[Extracted records]
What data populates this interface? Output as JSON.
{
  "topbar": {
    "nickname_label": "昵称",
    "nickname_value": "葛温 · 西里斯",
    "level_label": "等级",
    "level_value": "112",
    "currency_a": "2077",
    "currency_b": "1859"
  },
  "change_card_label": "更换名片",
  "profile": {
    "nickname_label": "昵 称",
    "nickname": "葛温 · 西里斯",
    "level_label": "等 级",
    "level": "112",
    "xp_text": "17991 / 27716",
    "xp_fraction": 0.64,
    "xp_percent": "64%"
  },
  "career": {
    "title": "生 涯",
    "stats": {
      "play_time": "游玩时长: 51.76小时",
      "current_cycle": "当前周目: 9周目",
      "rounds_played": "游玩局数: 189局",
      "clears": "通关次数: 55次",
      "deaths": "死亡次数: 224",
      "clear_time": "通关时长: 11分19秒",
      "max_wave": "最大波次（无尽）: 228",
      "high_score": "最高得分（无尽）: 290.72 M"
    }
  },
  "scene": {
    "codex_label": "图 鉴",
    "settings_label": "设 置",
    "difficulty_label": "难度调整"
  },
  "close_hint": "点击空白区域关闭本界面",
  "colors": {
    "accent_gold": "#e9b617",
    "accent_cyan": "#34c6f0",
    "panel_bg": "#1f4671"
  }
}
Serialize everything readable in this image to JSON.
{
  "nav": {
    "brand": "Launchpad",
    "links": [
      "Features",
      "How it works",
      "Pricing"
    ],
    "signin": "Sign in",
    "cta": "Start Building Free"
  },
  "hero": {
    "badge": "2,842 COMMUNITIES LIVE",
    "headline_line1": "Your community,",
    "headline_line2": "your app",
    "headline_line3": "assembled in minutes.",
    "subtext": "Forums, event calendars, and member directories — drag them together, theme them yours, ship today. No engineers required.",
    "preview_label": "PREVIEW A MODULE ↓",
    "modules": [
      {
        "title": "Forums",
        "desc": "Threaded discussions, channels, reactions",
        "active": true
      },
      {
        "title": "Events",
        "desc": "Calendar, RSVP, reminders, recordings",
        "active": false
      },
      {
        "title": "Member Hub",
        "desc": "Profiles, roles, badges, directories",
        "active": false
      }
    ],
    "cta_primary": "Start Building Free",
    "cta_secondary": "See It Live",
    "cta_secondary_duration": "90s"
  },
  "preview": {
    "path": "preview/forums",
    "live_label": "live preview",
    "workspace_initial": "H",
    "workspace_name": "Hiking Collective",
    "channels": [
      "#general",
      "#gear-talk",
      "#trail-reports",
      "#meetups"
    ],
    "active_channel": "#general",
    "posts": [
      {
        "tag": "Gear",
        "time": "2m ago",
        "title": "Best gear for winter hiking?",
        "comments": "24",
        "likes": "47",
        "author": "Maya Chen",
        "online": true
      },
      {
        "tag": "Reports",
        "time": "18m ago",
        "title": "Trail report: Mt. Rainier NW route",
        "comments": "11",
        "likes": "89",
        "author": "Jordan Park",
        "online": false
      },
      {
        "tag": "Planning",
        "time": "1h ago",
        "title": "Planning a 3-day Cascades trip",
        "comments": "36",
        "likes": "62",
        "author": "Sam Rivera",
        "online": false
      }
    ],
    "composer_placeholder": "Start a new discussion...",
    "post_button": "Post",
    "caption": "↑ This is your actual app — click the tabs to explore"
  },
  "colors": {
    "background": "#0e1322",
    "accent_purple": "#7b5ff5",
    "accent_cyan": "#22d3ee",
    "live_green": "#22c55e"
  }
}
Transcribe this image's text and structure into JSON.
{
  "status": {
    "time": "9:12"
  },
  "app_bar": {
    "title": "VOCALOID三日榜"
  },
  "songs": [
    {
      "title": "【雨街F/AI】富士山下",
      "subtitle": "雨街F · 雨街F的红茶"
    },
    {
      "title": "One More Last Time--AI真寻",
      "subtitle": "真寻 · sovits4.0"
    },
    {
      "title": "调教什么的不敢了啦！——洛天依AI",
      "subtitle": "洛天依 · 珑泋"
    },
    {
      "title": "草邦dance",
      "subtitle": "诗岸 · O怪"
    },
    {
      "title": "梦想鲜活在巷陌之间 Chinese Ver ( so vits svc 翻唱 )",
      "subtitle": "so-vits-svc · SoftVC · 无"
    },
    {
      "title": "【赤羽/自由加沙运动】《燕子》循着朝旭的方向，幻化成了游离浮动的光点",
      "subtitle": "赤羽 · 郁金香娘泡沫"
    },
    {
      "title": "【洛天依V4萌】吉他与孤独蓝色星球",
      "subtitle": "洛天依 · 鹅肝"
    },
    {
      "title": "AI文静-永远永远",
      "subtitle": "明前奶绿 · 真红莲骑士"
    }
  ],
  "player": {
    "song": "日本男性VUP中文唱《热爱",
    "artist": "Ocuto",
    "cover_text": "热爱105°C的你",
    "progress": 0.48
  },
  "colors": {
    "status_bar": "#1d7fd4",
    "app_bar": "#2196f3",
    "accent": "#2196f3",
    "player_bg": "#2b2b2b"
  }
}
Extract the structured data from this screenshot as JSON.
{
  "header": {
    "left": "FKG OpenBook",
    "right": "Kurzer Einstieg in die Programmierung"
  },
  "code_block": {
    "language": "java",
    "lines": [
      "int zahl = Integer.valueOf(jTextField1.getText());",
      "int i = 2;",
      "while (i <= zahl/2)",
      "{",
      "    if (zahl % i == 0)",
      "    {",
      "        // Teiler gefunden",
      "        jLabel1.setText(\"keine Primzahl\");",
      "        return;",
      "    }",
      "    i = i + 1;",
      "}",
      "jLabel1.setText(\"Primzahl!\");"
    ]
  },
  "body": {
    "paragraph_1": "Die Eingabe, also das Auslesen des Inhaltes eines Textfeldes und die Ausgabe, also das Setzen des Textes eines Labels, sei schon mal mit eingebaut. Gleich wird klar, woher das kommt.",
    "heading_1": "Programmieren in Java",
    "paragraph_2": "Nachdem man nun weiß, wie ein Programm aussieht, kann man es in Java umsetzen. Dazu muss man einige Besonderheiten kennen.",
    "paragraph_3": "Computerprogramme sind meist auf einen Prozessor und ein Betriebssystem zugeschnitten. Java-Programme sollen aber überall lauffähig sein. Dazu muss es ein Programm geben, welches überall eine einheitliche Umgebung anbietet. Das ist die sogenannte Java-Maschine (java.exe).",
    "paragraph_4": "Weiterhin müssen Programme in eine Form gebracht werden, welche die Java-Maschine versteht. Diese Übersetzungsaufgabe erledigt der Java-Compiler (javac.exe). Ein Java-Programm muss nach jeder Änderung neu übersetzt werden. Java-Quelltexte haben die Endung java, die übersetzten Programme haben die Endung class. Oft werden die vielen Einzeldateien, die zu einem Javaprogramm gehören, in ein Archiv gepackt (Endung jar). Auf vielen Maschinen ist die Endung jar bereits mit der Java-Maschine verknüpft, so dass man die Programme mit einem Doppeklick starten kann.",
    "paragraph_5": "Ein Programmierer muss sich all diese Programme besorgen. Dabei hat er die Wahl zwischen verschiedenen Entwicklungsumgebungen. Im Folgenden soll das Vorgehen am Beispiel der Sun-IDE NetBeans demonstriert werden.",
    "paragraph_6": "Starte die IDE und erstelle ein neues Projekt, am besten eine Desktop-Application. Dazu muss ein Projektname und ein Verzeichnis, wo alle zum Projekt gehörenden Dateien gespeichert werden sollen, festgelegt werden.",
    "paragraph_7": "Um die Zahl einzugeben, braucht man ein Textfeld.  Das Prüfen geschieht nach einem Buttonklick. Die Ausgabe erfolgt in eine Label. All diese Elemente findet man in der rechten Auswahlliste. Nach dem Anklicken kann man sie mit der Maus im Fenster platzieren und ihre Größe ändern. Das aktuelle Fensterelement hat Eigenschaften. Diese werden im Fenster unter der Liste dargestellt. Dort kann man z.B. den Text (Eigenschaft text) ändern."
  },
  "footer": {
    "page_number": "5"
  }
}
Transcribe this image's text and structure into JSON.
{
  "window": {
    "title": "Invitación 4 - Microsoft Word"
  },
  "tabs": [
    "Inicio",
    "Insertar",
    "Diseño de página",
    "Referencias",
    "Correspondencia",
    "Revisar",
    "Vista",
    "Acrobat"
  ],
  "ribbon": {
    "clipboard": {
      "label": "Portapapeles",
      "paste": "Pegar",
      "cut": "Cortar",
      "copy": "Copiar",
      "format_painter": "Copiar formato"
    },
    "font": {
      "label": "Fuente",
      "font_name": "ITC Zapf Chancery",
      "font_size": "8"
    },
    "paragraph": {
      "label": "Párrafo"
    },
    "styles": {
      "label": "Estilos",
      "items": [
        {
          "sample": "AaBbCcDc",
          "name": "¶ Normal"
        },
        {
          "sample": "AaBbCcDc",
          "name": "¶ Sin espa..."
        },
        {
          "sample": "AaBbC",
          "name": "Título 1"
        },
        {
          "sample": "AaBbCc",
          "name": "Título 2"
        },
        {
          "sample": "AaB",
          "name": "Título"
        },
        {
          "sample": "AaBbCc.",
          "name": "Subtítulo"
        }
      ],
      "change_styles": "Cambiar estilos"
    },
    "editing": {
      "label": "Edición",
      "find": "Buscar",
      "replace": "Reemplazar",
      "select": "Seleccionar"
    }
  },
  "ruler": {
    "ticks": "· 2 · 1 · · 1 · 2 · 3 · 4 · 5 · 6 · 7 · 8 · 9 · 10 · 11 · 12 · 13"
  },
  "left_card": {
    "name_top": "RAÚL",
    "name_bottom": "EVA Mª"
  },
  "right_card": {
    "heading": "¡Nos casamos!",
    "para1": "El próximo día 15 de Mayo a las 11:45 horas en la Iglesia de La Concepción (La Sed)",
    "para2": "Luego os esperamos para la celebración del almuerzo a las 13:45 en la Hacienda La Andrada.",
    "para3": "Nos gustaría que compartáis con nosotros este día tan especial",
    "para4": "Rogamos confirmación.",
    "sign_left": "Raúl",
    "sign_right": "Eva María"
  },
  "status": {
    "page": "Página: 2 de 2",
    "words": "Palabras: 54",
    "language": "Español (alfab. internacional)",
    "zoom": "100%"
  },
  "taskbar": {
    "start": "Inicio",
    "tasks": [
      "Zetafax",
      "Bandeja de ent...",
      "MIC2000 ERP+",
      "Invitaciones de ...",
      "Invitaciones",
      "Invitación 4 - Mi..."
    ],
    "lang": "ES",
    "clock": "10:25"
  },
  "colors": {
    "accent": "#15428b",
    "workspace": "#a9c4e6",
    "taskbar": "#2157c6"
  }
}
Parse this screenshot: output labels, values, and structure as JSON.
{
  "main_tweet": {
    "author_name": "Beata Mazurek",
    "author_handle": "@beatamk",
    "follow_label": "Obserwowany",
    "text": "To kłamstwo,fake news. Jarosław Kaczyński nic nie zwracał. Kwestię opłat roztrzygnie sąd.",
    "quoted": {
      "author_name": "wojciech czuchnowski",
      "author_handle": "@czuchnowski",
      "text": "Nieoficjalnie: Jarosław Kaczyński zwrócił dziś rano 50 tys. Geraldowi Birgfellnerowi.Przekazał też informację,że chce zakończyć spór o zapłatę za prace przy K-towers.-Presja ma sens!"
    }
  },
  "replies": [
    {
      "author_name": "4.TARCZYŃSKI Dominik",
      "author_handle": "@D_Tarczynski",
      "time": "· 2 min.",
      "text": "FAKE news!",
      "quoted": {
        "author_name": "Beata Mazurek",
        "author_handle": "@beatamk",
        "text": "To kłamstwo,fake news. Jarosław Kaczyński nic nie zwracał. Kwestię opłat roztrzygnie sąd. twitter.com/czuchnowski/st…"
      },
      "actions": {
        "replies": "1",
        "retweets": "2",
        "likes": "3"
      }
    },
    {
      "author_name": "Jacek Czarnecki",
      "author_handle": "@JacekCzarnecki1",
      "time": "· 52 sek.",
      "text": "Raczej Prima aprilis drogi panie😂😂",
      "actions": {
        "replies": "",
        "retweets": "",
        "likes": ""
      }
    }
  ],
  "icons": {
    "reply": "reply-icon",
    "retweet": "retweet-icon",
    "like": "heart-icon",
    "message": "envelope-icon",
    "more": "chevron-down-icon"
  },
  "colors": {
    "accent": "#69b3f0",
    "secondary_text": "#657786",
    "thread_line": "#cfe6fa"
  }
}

**JOB:**
Go through the material above and copy each line that has the word "Kwestię".

**TASK SOLUTION:**
    "text": "To kłamstwo,fake news. Jarosław Kaczyński nic nie zwracał. Kwestię opłat roztrzygnie sąd.",
        "text": "To kłamstwo,fake news. Jarosław Kaczyński nic nie zwracał. Kwestię opłat roztrzygnie sąd. twitter.com/czuchnowski/st…"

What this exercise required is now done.